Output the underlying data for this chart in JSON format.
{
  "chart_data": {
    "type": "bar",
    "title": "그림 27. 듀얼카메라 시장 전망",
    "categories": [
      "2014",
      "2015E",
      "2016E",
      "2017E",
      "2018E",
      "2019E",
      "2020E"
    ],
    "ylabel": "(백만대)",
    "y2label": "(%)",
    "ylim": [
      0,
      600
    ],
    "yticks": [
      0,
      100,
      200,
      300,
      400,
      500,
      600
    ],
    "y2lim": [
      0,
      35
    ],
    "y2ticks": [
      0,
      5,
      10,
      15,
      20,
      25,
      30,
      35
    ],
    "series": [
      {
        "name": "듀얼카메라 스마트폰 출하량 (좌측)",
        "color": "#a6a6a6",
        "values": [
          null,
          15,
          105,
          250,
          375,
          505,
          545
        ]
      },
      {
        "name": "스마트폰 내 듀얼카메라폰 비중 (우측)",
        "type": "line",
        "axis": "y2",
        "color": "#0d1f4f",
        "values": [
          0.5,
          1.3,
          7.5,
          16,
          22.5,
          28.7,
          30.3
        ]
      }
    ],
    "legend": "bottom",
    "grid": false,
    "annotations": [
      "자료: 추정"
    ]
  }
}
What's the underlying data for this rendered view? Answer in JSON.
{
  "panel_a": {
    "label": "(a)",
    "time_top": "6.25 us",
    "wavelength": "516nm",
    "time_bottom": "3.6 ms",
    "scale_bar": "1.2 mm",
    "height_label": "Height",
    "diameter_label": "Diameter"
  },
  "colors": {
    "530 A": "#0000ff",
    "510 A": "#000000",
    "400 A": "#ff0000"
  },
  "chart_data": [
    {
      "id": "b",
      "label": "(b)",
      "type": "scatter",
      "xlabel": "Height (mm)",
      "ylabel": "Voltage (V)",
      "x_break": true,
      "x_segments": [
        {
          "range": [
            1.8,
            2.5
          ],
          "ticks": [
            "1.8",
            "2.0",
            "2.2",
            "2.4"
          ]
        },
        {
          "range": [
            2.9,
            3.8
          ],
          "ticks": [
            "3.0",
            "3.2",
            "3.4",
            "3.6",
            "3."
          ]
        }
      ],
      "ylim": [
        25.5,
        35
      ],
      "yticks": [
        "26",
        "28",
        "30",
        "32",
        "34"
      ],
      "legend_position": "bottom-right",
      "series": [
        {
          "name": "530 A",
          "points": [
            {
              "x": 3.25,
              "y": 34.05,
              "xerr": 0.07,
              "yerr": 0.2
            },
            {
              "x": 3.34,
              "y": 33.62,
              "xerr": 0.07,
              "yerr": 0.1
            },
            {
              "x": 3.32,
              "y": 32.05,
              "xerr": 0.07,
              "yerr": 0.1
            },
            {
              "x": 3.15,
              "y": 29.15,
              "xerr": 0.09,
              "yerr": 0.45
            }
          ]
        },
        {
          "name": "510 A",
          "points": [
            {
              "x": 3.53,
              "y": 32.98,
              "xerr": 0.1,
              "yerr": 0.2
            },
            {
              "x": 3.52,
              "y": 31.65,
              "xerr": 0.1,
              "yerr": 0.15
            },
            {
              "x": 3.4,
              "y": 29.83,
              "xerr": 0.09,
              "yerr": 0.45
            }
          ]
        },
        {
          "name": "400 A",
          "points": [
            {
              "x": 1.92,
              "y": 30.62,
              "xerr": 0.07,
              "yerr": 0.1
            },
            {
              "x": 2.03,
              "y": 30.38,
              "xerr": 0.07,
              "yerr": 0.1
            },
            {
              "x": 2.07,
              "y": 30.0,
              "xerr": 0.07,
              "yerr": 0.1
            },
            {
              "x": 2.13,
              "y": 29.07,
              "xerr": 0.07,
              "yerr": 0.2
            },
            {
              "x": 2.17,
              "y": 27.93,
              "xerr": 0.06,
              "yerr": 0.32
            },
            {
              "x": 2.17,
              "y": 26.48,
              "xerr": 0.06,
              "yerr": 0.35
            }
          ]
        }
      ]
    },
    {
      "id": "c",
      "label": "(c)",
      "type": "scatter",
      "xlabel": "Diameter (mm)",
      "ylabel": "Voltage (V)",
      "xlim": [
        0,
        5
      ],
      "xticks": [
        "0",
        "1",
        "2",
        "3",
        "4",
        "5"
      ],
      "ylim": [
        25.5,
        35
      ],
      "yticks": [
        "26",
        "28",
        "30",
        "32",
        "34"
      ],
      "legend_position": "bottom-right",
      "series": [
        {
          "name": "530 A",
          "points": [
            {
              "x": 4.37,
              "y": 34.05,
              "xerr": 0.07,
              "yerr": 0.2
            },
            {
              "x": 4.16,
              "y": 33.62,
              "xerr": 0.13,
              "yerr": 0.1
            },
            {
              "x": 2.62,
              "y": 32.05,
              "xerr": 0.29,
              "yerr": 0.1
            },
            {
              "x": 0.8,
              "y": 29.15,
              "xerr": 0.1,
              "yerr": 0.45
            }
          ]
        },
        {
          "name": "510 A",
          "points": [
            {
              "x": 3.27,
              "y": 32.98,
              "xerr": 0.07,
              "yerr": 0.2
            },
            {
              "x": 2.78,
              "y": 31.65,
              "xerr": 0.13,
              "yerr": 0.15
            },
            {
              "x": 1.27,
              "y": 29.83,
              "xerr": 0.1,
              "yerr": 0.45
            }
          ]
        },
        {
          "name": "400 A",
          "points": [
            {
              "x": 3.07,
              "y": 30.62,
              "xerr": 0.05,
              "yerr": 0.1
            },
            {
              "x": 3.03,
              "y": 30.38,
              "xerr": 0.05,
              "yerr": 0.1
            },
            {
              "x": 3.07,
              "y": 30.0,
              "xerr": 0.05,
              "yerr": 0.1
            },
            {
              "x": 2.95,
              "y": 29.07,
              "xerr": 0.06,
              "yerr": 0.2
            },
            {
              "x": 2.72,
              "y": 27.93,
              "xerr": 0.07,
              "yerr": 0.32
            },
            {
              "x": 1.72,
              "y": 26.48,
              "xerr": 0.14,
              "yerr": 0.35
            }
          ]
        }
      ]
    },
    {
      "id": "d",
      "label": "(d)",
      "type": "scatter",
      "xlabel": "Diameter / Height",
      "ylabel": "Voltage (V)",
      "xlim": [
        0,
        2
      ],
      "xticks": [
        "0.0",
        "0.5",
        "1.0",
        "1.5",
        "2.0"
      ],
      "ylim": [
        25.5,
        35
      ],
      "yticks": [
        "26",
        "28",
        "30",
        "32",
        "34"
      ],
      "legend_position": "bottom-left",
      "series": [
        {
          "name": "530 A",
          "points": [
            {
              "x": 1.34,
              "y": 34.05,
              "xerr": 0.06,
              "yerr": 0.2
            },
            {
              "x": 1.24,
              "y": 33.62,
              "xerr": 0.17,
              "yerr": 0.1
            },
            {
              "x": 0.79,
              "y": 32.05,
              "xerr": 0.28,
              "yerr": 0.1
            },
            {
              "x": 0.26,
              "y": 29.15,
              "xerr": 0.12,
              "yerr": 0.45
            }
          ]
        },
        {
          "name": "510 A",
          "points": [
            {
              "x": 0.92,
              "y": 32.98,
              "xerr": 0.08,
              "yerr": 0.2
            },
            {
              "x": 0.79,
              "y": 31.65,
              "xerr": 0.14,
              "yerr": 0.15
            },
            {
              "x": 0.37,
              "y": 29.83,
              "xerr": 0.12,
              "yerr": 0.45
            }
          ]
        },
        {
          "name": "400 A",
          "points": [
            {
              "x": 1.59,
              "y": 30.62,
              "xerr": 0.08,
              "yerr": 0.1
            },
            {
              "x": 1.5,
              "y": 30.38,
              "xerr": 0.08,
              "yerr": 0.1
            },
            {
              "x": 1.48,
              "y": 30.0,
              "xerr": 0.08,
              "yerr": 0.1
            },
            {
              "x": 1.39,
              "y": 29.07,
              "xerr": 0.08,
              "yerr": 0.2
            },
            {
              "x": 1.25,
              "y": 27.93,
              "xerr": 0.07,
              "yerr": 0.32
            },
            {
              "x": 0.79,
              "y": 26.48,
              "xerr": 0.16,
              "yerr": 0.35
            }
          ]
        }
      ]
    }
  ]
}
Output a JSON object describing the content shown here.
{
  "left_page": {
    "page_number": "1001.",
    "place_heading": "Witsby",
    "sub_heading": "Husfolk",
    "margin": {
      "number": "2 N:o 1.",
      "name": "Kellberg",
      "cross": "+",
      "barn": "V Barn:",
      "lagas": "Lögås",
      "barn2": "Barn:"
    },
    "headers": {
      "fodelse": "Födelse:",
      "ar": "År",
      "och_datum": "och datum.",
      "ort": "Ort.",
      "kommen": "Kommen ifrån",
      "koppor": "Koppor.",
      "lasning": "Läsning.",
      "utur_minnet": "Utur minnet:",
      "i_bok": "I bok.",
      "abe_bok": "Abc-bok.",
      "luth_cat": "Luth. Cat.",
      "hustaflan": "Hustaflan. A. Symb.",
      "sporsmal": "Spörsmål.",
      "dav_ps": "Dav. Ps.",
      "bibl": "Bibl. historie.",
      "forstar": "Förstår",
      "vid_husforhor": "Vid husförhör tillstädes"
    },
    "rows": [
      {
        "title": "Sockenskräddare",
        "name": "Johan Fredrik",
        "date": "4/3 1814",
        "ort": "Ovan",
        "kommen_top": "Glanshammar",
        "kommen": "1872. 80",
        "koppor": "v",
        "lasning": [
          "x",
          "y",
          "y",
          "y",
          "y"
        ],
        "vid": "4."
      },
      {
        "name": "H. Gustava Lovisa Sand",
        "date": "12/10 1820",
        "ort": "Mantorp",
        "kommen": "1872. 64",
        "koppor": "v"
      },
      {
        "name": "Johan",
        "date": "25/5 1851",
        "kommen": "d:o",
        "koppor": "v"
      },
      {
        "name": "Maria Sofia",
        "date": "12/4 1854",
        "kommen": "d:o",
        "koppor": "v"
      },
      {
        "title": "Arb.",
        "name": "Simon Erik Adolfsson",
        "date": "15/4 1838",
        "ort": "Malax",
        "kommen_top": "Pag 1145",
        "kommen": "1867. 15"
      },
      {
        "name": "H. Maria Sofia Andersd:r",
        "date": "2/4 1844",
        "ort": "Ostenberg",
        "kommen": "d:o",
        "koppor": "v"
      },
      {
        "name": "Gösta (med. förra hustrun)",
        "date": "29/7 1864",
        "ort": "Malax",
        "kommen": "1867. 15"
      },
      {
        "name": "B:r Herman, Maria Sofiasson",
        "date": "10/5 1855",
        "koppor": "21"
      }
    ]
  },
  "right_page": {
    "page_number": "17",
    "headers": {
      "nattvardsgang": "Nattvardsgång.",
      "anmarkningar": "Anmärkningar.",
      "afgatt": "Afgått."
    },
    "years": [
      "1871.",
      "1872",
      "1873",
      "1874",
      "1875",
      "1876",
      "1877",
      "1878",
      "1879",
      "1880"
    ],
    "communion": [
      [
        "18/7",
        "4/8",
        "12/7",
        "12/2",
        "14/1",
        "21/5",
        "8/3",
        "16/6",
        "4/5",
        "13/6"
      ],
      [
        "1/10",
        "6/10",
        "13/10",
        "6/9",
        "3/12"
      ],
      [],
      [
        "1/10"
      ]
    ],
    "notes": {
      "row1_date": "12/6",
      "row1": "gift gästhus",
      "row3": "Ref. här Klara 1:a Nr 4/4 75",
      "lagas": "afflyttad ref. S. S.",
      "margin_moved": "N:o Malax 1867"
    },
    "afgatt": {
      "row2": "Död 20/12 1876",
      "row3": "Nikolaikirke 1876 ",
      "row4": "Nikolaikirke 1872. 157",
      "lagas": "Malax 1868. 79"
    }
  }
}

= Problem details =
Report how many lines in this data include the string "title", and nothing else.

= Finished answer =
3